Working data =
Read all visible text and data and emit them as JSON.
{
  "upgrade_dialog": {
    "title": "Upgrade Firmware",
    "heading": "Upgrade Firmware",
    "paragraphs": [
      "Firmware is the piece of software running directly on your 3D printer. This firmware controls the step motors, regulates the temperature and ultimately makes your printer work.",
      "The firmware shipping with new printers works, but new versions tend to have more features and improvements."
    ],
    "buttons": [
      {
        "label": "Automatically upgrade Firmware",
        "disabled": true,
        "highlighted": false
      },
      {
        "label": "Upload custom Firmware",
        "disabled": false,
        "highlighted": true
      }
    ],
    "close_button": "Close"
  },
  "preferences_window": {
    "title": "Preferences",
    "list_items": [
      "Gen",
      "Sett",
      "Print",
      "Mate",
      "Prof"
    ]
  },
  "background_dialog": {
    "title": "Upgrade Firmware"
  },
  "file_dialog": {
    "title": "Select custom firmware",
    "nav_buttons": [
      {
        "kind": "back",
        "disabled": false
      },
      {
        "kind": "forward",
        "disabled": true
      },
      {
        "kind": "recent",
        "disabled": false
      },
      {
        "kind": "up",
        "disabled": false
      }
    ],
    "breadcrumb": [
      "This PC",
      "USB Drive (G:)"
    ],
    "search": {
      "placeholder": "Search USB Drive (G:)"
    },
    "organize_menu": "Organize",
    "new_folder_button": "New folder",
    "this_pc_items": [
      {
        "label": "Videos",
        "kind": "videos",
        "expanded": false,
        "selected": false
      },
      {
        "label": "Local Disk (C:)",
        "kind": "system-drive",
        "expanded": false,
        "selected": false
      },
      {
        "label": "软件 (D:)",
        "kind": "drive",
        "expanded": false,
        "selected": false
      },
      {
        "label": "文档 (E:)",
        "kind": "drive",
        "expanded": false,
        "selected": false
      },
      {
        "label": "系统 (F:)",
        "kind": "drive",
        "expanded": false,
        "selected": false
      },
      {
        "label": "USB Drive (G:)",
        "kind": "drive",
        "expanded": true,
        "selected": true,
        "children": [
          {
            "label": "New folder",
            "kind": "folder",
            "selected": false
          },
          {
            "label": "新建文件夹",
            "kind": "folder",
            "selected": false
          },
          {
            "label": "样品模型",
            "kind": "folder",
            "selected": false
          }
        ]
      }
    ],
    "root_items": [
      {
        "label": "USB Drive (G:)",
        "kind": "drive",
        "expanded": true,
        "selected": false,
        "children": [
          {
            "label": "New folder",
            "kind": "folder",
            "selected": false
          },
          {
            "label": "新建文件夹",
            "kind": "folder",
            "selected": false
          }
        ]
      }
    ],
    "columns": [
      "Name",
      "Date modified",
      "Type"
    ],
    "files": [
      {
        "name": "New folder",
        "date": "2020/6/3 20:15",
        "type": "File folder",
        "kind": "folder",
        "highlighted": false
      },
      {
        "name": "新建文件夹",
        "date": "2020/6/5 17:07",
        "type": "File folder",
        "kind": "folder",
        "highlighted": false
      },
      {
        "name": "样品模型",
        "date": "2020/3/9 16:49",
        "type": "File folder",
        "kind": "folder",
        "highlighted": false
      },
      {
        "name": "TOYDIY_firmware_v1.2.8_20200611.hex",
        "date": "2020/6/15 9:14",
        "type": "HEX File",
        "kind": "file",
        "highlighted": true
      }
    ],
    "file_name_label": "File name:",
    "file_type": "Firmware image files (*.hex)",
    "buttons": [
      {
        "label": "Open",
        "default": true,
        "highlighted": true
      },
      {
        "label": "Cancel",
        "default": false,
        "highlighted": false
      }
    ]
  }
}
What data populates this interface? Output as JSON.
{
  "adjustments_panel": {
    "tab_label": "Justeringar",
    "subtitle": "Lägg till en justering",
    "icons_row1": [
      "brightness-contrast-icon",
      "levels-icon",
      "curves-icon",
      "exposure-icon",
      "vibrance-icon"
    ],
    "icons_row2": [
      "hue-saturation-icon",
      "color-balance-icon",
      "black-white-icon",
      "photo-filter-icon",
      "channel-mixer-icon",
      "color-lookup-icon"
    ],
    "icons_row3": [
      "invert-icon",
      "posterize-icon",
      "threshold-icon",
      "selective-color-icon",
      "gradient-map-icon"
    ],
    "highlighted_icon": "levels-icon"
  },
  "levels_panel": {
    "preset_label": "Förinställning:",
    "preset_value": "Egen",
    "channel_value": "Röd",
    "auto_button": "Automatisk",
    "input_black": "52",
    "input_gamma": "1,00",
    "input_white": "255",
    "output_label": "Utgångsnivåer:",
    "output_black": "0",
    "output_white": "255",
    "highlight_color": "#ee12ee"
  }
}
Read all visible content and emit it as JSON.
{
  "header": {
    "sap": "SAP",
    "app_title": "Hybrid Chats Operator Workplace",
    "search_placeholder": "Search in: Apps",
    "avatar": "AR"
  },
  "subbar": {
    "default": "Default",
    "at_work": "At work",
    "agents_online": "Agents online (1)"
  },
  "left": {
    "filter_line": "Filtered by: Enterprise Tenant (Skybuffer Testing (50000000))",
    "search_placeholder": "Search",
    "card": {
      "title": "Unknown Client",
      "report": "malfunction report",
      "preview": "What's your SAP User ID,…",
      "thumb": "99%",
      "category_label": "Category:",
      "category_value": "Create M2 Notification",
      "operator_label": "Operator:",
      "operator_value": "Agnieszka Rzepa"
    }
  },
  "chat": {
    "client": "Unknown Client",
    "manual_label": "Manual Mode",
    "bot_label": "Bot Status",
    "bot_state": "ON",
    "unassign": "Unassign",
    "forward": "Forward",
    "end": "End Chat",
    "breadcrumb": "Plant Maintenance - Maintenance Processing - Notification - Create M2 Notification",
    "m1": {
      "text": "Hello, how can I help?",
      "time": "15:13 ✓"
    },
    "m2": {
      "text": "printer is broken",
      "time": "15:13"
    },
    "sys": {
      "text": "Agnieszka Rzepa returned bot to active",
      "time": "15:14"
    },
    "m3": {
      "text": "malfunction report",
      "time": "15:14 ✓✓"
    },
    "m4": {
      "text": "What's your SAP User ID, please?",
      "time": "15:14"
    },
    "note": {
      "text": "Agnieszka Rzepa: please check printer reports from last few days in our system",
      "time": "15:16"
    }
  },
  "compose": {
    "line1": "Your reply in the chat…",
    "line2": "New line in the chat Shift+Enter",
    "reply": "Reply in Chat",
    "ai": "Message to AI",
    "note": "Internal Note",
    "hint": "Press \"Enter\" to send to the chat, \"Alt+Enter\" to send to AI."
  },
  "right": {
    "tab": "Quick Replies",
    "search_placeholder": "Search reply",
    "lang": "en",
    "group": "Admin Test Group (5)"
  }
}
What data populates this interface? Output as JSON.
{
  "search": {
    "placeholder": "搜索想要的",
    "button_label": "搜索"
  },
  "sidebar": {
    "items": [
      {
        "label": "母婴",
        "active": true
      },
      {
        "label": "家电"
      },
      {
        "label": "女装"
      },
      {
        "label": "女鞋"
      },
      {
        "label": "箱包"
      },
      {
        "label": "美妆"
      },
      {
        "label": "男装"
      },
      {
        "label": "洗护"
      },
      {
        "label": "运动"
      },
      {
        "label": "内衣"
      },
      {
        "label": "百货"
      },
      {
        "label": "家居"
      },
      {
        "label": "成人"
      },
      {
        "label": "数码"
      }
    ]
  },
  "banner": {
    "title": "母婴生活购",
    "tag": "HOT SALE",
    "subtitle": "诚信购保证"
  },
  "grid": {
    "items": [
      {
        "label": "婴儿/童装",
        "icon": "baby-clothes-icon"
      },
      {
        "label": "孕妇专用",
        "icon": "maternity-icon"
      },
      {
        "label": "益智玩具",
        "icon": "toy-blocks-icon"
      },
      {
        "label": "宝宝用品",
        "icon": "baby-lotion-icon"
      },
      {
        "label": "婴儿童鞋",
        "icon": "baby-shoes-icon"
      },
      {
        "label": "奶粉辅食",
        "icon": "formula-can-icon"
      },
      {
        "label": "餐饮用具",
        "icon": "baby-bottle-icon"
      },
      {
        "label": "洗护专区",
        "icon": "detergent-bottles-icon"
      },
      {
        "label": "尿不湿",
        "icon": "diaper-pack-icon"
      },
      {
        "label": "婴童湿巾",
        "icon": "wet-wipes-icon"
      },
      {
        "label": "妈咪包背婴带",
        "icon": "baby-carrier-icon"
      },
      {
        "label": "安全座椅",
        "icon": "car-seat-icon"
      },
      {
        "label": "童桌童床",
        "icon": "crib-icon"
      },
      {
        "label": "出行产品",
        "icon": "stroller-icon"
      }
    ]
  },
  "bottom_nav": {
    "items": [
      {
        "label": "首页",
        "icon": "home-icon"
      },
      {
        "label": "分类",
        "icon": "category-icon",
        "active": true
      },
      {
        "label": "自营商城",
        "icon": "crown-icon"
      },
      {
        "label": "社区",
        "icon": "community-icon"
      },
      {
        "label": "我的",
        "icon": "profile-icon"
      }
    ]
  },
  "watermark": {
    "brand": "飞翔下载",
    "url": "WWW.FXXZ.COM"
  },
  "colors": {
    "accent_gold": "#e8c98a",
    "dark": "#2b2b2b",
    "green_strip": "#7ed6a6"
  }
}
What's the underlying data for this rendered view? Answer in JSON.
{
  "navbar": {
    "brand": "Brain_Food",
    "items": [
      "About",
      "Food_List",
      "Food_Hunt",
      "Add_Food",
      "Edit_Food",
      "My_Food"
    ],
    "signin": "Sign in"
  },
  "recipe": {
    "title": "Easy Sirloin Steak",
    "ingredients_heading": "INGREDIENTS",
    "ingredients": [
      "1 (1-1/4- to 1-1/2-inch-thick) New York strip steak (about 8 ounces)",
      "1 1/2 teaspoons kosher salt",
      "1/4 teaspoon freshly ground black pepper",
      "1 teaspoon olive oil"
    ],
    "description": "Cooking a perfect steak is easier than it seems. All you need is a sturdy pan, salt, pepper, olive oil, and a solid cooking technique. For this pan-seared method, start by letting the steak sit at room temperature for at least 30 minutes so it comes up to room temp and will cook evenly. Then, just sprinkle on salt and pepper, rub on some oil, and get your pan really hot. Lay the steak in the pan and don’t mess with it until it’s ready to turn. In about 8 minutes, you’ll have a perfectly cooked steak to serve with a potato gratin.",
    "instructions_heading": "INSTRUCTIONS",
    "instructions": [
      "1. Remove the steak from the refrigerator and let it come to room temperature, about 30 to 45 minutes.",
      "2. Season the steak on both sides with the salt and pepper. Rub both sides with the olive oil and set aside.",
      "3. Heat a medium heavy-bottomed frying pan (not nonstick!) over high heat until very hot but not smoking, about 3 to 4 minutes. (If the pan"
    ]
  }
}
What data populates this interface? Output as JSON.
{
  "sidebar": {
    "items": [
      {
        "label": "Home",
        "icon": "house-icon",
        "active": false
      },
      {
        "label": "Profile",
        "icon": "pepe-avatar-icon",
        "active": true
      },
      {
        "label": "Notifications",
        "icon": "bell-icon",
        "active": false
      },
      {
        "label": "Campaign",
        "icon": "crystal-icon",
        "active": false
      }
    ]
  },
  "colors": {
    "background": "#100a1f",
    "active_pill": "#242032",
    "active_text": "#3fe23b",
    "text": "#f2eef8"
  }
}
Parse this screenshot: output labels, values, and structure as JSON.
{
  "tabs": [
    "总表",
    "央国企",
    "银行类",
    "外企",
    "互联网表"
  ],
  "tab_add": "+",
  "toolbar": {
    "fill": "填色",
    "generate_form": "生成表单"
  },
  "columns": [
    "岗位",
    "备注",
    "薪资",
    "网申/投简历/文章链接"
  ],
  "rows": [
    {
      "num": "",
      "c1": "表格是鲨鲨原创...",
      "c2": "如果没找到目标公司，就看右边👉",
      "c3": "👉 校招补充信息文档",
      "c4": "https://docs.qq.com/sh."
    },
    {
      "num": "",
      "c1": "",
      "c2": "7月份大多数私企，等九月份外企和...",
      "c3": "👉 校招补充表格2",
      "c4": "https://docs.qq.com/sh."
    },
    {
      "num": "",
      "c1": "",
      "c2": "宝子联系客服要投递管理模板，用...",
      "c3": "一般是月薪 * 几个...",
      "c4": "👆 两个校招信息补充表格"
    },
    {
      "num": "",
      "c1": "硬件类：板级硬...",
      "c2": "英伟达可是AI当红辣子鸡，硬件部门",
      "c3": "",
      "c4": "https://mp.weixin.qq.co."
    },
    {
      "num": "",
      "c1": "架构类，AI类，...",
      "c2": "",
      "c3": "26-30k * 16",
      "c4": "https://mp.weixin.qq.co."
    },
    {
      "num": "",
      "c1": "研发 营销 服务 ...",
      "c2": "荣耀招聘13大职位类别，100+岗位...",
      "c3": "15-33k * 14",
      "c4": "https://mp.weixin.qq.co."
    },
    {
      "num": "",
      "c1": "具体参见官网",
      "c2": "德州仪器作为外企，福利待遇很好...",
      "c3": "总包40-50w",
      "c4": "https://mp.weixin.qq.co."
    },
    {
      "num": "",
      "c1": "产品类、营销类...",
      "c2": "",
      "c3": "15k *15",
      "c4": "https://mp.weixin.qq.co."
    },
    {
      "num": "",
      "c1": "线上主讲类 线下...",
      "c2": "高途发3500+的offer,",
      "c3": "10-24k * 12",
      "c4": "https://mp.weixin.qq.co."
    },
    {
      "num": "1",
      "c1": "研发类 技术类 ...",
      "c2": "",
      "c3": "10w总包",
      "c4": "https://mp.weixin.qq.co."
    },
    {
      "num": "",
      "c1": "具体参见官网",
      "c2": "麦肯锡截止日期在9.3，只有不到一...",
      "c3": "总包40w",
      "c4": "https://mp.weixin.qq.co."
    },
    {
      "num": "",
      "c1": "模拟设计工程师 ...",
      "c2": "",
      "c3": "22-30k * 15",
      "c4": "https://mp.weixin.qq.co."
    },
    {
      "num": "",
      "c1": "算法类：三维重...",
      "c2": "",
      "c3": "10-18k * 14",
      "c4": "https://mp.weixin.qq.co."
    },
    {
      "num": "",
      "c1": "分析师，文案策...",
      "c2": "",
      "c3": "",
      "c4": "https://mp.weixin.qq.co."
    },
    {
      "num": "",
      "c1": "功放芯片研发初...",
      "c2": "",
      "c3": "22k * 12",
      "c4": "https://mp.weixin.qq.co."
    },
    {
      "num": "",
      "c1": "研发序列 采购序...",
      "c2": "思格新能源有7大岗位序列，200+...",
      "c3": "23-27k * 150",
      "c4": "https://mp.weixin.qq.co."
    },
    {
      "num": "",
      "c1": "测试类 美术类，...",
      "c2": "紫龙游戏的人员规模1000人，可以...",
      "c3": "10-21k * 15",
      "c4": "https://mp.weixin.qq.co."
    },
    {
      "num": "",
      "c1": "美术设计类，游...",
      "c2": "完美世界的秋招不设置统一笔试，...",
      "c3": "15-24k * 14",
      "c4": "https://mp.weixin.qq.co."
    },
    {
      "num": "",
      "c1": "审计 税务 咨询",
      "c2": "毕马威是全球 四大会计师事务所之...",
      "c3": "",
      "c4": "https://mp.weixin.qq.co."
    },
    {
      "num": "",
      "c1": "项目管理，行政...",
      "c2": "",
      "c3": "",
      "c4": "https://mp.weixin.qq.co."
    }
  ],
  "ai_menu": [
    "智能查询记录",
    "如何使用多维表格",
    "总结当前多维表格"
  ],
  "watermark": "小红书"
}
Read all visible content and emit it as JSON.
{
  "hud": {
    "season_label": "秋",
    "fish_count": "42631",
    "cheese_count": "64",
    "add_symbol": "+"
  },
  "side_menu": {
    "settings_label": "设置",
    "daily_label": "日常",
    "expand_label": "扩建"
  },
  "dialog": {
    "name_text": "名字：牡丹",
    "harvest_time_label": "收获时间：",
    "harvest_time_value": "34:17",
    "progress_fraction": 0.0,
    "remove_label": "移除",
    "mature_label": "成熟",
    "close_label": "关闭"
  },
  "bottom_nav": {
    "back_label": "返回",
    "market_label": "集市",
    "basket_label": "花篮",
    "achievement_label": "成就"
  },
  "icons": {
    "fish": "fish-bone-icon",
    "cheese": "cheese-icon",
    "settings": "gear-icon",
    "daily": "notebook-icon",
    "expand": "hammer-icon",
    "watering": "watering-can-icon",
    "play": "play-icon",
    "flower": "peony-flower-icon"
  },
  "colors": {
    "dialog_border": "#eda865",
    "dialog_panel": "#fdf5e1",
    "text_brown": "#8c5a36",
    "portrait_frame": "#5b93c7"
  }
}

Task statement = Extract lines where the string "reply" occurs.

Result of this exercise =
    "line1": "Your reply in the chat…",
    "reply": "Reply in Chat",
    "search_placeholder": "Search reply",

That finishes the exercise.